§ **GOAL OF THE EXERCISE**: Copy out all the data, word for word.

(Recorded data)
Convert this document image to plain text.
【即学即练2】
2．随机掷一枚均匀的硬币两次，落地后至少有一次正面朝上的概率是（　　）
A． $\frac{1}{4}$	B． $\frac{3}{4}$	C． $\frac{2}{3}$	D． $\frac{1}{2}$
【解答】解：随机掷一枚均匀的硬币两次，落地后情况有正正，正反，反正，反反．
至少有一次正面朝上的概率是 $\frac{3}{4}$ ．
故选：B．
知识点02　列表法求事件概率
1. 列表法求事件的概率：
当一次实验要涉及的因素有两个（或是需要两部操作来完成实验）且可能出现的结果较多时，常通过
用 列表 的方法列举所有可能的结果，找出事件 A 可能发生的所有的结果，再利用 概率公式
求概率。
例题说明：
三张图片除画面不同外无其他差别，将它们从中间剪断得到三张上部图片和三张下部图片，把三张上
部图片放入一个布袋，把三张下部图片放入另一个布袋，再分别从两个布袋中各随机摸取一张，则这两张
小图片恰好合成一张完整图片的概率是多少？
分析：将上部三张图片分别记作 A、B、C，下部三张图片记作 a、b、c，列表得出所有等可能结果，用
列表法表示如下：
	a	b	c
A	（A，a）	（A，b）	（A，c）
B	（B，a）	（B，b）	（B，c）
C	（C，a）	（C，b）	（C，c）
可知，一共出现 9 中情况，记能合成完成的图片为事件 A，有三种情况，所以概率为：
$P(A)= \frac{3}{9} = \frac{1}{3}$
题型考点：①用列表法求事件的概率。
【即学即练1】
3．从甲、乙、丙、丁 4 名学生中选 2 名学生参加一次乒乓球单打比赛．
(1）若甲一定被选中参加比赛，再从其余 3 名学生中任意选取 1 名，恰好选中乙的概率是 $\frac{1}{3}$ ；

§ **PROBLEM SOLUTION**:
Convert this document image to plain text.
【即学即练2】
2．随机掷一枚均匀的硬币两次，落地后至少有一次正面朝上的概率是（　　）
A． $\frac{1}{4}$	B． $\frac{3}{4}$	C． $\frac{2}{3}$	D． $\frac{1}{2}$
【解答】解：随机掷一枚均匀的硬币两次，落地后情况有正正，正反，反正，反反．
至少有一次正面朝上的概率是 $\frac{3}{4}$ ．
故选：B．
知识点02　列表法求事件概率
1. 列表法求事件的概率：
当一次实验要涉及的因素有两个（或是需要两部操作来完成实验）且可能出现的结果较多时，常通过
用 列表 的方法列举所有可能的结果，找出事件 A 可能发生的所有的结果，再利用 概率公式
求概率。
例题说明：
三张图片除画面不同外无其他差别，将它们从中间剪断得到三张上部图片和三张下部图片，把三张上
部图片放入一个布袋，把三张下部图片放入另一个布袋，再分别从两个布袋中各随机摸取一张，则这两张
小图片恰好合成一张完整图片的概率是多少？
分析：将上部三张图片分别记作 A、B、C，下部三张图片记作 a、b、c，列表得出所有等可能结果，用
列表法表示如下：
	a	b	c
A	（A，a）	（A，b）	（A，c）
B	（B，a）	（B，b）	（B，c）
C	（C，a）	（C，b）	（C，c）
可知，一共出现 9 中情况，记能合成完成的图片为事件 A，有三种情况，所以概率为：
$P(A)= \frac{3}{9} = \frac{1}{3}$
题型考点：①用列表法求事件的概率。
【即学即练1】
3．从甲、乙、丙、丁 4 名学生中选 2 名学生参加一次乒乓球单打比赛．
(1）若甲一定被选中参加比赛，再从其余 3 名学生中任意选取 1 名，恰好选中乙的概率是 $\frac{1}{3}$ ；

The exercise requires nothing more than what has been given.